[Objectif 1] Relevez, dans l'ordre, toutes les expressions que le texte sur la laïcité met entre guillemets.

[Texte fourni]
/---

Pour ce faire, je reconstitue la logique du débat français, identifiant deux positions théoriques, celle de la «laïcité stricte» et celle de la «laïcité ouverte», avant de démontrer que toutes deux peinent à conceptualiser adéquatement l'articulation entre faits et normes — entre l'égalité «abstraite» et l'inégalité «réelle». En conséquence, la laïcité qu'elles défendent est insuffisamment critique. Une laïcité plus «critique» prendrait en compte le contexte «catho-laïque» dans lequel la laïcité a été historiquement formulée en France. Elle réaffirmerait le principe de séparation entre public et privé, ainsi que celui de la neutralité religieuse de l'Etat, tout en garantissant la liberté de religion de tous les croyants en France, y compris les musulmans.
La laïcité n'est donc pas incompatible avec la pratique de la religion musulmane, n'en déplaise à ceux qui renvoient dos à dos laïcité et Islam, confondant ainsi Islam et islamisme. Dans un contexte politique où l'invocation rhétorique de la laïcité sert de paravent à une banalisation inquiétante des préjugés antimusulmans et souvent racistes en France, il est important de revenir aux sources de la laïcité. Celle-ci implique, non seulement l'éradication du religieux, mais la mise à distance de la sphère publique vis-à-vis du religieux, au nom de l'égalité entre croyants, et entre croyants et non-croyants. Dans ce qui suit, je reconstitue deux positions théoriques présentes dans le débat français, avant d'en montrer les limites respectives, à l'aune de ce que j'appelle une laïcité critique.
I. Laïcité stricte
En décembre 1905, les républicains abolissent le Concordat qui, depuis 1801, régulait les relations entre l'Etat français et les «religions reconnues» et avait, en pratique, renforcé le pouvoir social et politique de l'Eglise catholique. La loi de séparation de 1905, dans ses deux premiers articles, proclame ainsi que la République assure la liberté de conscience, garantit le libre exercice du culte et ne reconnaît, ne salarie ni ne subventionne aucun culte. Inspirée par une vision «libérale» de la laïcité, la loi est fondée sur l'idée selon laquelle seule la séparation entre Etat et religion garantit le respect de tous les citoyens — croyants et non-croyants — de manière égalitaire.

\---

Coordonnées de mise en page
/---

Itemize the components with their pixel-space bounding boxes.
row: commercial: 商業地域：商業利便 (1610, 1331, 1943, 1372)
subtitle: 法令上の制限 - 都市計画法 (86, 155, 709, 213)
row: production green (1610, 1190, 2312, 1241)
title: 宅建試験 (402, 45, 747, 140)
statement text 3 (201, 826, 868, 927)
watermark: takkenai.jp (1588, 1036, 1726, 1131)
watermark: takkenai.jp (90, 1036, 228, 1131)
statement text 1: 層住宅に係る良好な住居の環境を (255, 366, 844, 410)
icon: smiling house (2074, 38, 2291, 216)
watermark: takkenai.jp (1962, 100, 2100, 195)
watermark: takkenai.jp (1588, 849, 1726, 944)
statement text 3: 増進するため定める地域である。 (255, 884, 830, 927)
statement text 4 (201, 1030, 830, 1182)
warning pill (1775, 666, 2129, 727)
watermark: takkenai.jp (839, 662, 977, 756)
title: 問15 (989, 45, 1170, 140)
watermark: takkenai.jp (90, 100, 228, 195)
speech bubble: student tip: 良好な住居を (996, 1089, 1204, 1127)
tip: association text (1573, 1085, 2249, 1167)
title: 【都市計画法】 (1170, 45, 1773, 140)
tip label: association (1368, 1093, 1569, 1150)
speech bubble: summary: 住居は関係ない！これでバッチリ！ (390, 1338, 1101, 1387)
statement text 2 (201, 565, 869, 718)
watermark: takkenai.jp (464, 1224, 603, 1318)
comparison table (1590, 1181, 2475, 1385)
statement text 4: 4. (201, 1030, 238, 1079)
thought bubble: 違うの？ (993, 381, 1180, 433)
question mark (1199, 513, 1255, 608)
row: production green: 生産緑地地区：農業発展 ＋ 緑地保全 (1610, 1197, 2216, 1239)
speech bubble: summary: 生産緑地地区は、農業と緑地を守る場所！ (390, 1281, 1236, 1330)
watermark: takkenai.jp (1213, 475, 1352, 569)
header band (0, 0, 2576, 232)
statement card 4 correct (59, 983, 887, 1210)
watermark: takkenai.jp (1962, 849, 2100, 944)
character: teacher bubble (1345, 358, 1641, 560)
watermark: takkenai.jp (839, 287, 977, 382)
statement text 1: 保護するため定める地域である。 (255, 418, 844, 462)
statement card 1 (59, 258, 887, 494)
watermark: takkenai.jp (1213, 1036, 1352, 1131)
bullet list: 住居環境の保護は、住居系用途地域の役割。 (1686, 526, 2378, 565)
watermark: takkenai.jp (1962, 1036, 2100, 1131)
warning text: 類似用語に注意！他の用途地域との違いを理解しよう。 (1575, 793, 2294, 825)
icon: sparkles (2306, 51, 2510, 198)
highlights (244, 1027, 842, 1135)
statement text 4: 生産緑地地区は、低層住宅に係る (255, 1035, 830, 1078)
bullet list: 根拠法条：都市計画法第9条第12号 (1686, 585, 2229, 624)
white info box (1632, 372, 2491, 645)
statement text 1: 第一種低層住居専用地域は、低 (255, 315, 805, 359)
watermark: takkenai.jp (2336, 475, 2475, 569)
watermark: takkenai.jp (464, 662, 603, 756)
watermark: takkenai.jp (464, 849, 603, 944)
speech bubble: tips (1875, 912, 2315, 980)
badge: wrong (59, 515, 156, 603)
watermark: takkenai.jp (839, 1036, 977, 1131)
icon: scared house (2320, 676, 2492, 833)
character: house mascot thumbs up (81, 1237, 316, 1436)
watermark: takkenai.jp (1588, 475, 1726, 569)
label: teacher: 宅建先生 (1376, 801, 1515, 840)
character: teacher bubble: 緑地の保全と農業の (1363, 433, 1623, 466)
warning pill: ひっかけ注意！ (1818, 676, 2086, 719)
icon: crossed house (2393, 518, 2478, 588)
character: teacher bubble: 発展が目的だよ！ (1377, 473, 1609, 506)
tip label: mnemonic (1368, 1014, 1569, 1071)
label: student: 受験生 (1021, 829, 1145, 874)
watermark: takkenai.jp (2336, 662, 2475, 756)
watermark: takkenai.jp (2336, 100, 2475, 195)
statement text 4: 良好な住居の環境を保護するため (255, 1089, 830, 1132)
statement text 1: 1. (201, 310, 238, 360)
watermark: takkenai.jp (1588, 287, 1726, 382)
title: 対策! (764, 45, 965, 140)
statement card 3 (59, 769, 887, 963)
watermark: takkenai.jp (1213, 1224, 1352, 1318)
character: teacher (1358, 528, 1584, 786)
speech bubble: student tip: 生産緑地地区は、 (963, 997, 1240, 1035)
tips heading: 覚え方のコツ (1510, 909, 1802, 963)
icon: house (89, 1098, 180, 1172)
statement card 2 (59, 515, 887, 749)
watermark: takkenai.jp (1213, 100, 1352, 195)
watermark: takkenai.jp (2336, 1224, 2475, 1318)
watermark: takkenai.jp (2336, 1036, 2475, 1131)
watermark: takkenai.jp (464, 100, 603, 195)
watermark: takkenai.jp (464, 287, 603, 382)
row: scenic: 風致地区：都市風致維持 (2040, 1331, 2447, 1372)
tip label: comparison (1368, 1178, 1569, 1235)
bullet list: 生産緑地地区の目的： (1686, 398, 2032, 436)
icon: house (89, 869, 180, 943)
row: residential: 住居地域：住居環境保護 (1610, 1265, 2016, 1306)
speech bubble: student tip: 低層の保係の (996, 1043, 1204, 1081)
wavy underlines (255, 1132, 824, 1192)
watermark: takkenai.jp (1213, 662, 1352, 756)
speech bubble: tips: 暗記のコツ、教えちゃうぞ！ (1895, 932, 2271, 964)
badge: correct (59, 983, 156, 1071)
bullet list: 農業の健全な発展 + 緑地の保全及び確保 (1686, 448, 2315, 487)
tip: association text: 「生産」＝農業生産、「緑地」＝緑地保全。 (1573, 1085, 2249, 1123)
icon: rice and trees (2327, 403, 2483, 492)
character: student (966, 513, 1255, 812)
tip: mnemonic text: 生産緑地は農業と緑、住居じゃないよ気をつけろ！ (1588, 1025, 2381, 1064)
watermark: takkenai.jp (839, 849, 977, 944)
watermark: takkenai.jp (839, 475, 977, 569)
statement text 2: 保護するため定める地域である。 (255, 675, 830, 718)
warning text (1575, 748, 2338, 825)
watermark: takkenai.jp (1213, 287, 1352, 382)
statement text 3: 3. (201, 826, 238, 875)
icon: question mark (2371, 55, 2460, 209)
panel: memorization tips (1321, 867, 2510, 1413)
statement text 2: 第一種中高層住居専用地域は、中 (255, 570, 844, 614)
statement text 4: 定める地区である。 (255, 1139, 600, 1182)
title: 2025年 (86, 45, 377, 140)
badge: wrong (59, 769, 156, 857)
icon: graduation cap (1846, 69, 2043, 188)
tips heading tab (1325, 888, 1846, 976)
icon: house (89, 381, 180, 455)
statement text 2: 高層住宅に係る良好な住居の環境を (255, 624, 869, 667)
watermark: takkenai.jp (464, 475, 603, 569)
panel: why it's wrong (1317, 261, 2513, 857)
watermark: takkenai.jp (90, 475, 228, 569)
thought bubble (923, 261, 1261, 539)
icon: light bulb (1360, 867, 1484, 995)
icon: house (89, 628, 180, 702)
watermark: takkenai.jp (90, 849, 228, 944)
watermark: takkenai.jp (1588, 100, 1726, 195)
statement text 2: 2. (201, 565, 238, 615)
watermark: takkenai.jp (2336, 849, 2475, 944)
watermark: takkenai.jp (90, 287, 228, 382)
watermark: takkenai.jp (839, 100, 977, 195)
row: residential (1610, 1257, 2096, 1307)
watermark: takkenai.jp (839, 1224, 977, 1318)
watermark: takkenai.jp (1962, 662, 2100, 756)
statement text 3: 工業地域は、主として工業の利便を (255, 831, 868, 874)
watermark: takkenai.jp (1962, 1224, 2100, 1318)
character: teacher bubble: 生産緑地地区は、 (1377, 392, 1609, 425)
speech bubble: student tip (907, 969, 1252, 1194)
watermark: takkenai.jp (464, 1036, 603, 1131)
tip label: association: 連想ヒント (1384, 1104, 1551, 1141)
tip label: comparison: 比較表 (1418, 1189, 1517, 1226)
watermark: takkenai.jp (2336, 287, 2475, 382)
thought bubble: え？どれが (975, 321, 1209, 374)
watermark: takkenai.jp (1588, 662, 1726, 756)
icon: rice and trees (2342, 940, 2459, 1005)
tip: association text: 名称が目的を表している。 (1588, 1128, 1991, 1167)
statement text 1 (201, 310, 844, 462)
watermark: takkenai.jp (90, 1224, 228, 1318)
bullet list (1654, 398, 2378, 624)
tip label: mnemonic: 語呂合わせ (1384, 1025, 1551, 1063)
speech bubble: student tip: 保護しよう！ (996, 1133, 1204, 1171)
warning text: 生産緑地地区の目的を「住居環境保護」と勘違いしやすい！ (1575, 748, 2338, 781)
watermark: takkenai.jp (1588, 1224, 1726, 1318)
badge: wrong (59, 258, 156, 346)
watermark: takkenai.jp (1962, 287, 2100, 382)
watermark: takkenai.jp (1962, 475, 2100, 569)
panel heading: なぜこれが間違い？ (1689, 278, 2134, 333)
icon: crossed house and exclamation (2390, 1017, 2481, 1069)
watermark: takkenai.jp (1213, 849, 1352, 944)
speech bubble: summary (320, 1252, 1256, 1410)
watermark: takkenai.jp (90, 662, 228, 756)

\---

[Objectif 2] Reproduisez sans aucun changement les lignes des enregistrements, depuis le début jusqu'à la ligne contenant « row: production green: 生産緑地地区：農業発展 », celle-ci comprise.

[Réponse complète 1] «laïcité stricte», «laïcité ouverte», «abstraite», «réelle», «critique», «catho-laïque», «religions reconnues», «libérale»

[Réponse complète 2]
Itemize the components with their pixel-space bounding boxes.
row: commercial: 商業地域：商業利便 (1610, 1331, 1943, 1372)
subtitle: 法令上の制限 - 都市計画法 (86, 155, 709, 213)
row: production green (1610, 1190, 2312, 1241)
title: 宅建試験 (402, 45, 747, 140)
statement text 3 (201, 826, 868, 927)
watermark: takkenai.jp (1588, 1036, 1726, 1131)
watermark: takkenai.jp (90, 1036, 228, 1131)
statement text 1: 層住宅に係る良好な住居の環境を (255, 366, 844, 410)
icon: smiling house (2074, 38, 2291, 216)
watermark: takkenai.jp (1962, 100, 2100, 195)
watermark: takkenai.jp (1588, 849, 1726, 944)
statement text 3: 増進するため定める地域である。 (255, 884, 830, 927)
statement text 4 (201, 1030, 830, 1182)
warning pill (1775, 666, 2129, 727)
watermark: takkenai.jp (839, 662, 977, 756)
title: 問15 (989, 45, 1170, 140)
watermark: takkenai.jp (90, 100, 228, 195)
speech bubble: student tip: 良好な住居を (996, 1089, 1204, 1127)
tip: association text (1573, 1085, 2249, 1167)
title: 【都市計画法】 (1170, 45, 1773, 140)
tip label: association (1368, 1093, 1569, 1150)
speech bubble: summary: 住居は関係ない！これでバッチリ！ (390, 1338, 1101, 1387)
statement text 2 (201, 565, 869, 718)
watermark: takkenai.jp (464, 1224, 603, 1318)
comparison table (1590, 1181, 2475, 1385)
statement text 4: 4. (201, 1030, 238, 1079)
thought bubble: 違うの？ (993, 381, 1180, 433)
question mark (1199, 513, 1255, 608)
row: production green: 生産緑地地区：農業発展 ＋ 緑地保全 (1610, 1197, 2216, 1239)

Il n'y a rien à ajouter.